◆ **Objective**
Tally the lines of the listing that contain the string "FJKM". Give the number and nothing else.

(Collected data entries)
START
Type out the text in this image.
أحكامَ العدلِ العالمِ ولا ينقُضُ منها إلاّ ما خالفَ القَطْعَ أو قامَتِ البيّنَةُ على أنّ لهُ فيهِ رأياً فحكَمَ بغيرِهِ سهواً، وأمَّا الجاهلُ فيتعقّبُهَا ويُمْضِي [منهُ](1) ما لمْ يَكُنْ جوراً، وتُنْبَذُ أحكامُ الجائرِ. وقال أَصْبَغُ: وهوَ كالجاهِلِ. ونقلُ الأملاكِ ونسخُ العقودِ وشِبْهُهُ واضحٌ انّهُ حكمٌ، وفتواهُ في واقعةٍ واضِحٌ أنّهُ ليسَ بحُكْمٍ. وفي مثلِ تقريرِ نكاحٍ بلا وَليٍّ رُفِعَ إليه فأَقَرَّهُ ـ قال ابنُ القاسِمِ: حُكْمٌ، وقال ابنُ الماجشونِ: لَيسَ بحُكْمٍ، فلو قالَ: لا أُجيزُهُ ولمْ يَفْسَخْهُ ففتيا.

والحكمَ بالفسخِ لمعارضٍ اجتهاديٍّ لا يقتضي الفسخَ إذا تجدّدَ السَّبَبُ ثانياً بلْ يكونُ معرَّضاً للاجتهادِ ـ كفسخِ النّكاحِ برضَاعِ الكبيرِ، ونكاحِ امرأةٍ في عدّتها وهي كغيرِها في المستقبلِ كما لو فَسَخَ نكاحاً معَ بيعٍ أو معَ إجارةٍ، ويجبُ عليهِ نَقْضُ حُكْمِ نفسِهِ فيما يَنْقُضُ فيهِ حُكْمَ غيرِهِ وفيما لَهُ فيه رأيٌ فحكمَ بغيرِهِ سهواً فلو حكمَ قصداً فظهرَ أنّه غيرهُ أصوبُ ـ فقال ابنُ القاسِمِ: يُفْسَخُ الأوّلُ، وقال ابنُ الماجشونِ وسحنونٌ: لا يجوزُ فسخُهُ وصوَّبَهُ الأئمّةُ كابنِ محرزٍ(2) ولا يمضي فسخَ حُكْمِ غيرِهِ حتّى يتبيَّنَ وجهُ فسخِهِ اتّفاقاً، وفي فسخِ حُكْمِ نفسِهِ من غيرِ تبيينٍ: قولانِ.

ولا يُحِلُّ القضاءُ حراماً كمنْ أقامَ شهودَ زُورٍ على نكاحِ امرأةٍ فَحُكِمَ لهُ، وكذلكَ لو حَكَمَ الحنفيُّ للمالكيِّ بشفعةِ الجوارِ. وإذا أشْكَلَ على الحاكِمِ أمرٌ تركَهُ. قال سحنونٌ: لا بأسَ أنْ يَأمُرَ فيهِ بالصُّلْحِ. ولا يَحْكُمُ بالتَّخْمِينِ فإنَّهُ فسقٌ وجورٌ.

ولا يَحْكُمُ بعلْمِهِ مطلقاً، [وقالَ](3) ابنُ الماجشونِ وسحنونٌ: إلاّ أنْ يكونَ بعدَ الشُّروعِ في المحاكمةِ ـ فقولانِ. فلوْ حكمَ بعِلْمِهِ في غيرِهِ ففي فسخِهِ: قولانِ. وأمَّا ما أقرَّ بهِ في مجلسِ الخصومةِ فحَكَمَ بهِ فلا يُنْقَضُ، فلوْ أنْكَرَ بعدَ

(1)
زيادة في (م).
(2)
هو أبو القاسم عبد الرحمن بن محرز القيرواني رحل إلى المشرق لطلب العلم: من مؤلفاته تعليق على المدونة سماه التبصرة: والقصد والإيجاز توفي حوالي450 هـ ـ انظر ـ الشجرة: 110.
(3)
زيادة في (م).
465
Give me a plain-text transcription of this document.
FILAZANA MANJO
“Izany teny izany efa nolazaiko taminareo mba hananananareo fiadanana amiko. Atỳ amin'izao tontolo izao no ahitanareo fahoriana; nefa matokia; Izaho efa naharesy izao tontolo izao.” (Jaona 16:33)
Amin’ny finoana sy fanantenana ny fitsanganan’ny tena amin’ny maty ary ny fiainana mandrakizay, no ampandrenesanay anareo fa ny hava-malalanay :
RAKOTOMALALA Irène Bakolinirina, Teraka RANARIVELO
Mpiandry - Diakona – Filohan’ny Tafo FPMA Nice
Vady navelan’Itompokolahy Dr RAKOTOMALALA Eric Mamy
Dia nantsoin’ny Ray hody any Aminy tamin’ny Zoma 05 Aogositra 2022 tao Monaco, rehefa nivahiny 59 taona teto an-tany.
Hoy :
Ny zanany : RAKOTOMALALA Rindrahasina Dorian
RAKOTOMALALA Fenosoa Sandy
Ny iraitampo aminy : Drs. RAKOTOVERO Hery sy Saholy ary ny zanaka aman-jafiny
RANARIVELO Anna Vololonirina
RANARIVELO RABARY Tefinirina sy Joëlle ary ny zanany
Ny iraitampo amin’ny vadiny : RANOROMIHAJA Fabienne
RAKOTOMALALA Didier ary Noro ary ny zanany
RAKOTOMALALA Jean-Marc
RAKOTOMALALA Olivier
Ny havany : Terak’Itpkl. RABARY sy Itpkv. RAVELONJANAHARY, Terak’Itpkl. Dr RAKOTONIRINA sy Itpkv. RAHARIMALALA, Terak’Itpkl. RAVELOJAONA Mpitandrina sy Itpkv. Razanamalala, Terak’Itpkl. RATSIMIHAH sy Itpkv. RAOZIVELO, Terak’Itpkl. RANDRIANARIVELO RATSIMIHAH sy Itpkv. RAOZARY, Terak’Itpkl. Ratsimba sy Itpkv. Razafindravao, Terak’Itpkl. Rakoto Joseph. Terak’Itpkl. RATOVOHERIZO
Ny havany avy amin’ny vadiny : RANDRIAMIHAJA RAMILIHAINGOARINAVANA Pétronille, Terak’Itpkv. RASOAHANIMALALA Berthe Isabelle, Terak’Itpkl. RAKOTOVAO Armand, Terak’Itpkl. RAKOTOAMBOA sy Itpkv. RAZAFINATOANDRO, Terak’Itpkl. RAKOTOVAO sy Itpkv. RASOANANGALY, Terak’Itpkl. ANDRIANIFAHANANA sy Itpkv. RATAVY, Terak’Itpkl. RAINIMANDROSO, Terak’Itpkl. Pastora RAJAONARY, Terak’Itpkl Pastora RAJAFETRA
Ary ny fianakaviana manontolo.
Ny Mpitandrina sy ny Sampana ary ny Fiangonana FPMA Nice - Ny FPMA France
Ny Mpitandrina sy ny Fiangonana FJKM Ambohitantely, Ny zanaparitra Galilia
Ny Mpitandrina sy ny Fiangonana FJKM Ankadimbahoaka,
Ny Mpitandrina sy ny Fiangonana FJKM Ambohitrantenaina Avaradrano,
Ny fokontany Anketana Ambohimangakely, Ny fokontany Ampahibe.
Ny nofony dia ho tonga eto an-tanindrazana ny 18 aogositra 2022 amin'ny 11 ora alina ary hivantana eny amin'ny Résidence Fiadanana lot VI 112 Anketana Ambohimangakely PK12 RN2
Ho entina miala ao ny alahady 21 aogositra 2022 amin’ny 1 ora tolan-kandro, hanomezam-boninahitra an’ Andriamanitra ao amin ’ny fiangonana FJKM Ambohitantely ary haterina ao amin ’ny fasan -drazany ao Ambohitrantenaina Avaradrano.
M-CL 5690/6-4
END
◆ **Task answer**
4